The data below is to be returned in full and exactly.

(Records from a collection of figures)
────

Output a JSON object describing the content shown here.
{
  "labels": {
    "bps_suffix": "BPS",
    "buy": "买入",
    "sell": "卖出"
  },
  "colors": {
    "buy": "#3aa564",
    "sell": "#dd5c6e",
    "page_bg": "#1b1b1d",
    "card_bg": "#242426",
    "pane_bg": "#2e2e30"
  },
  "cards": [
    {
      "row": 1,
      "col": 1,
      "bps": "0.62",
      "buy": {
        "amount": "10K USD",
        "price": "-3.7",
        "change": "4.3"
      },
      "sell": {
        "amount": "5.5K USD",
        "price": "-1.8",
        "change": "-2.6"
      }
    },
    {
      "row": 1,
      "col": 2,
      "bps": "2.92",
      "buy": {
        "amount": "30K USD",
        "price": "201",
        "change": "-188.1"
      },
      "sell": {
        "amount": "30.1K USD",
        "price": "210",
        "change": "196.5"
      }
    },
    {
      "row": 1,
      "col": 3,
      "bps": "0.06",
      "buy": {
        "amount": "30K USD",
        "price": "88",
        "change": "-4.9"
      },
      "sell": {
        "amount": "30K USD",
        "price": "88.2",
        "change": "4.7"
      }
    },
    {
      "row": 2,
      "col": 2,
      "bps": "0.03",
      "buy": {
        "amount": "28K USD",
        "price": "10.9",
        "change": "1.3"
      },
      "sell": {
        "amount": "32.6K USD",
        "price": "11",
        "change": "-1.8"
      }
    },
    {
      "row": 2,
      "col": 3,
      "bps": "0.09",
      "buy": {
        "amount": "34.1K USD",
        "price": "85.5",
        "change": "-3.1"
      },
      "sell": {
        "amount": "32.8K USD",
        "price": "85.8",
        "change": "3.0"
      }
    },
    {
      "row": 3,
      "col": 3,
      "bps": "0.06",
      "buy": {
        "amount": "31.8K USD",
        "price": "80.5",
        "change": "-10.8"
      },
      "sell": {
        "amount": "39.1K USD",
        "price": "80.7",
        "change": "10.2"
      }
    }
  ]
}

────

● **Right answer**:
Output a JSON object describing the content shown here.
{
  "labels": {
    "bps_suffix": "BPS",
    "buy": "买入",
    "sell": "卖出"
  },
  "colors": {
    "buy": "#3aa564",
    "sell": "#dd5c6e",
    "page_bg": "#1b1b1d",
    "card_bg": "#242426",
    "pane_bg": "#2e2e30"
  },
  "cards": [
    {
      "row": 1,
      "col": 1,
      "bps": "0.62",
      "buy": {
        "amount": "10K USD",
        "price": "-3.7",
        "change": "4.3"
      },
      "sell": {
        "amount": "5.5K USD",
        "price": "-1.8",
        "change": "-2.6"
      }
    },
    {
      "row": 1,
      "col": 2,
      "bps": "2.92",
      "buy": {
        "amount": "30K USD",
        "price": "201",
        "change": "-188.1"
      },
      "sell": {
        "amount": "30.1K USD",
        "price": "210",
        "change": "196.5"
      }
    },
    {
      "row": 1,
      "col": 3,
      "bps": "0.06",
      "buy": {
        "amount": "30K USD",
        "price": "88",
        "change": "-4.9"
      },
      "sell": {
        "amount": "30K USD",
        "price": "88.2",
        "change": "4.7"
      }
    },
    {
      "row": 2,
      "col": 2,
      "bps": "0.03",
      "buy": {
        "amount": "28K USD",
        "price": "10.9",
        "change": "1.3"
      },
      "sell": {
        "amount": "32.6K USD",
        "price": "11",
        "change": "-1.8"
      }
    },
    {
      "row": 2,
      "col": 3,
      "bps": "0.09",
      "buy": {
        "amount": "34.1K USD",
        "price": "85.5",
        "change": "-3.1"
      },
      "sell": {
        "amount": "32.8K USD",
        "price": "85.8",
        "change": "3.0"
      }
    },
    {
      "row": 3,
      "col": 3,
      "bps": "0.06",
      "buy": {
        "amount": "31.8K USD",
        "price": "80.5",
        "change": "-10.8"
      },
      "sell": {
        "amount": "39.1K USD",
        "price": "80.7",
        "change": "10.2"
      }
    }
  ]
}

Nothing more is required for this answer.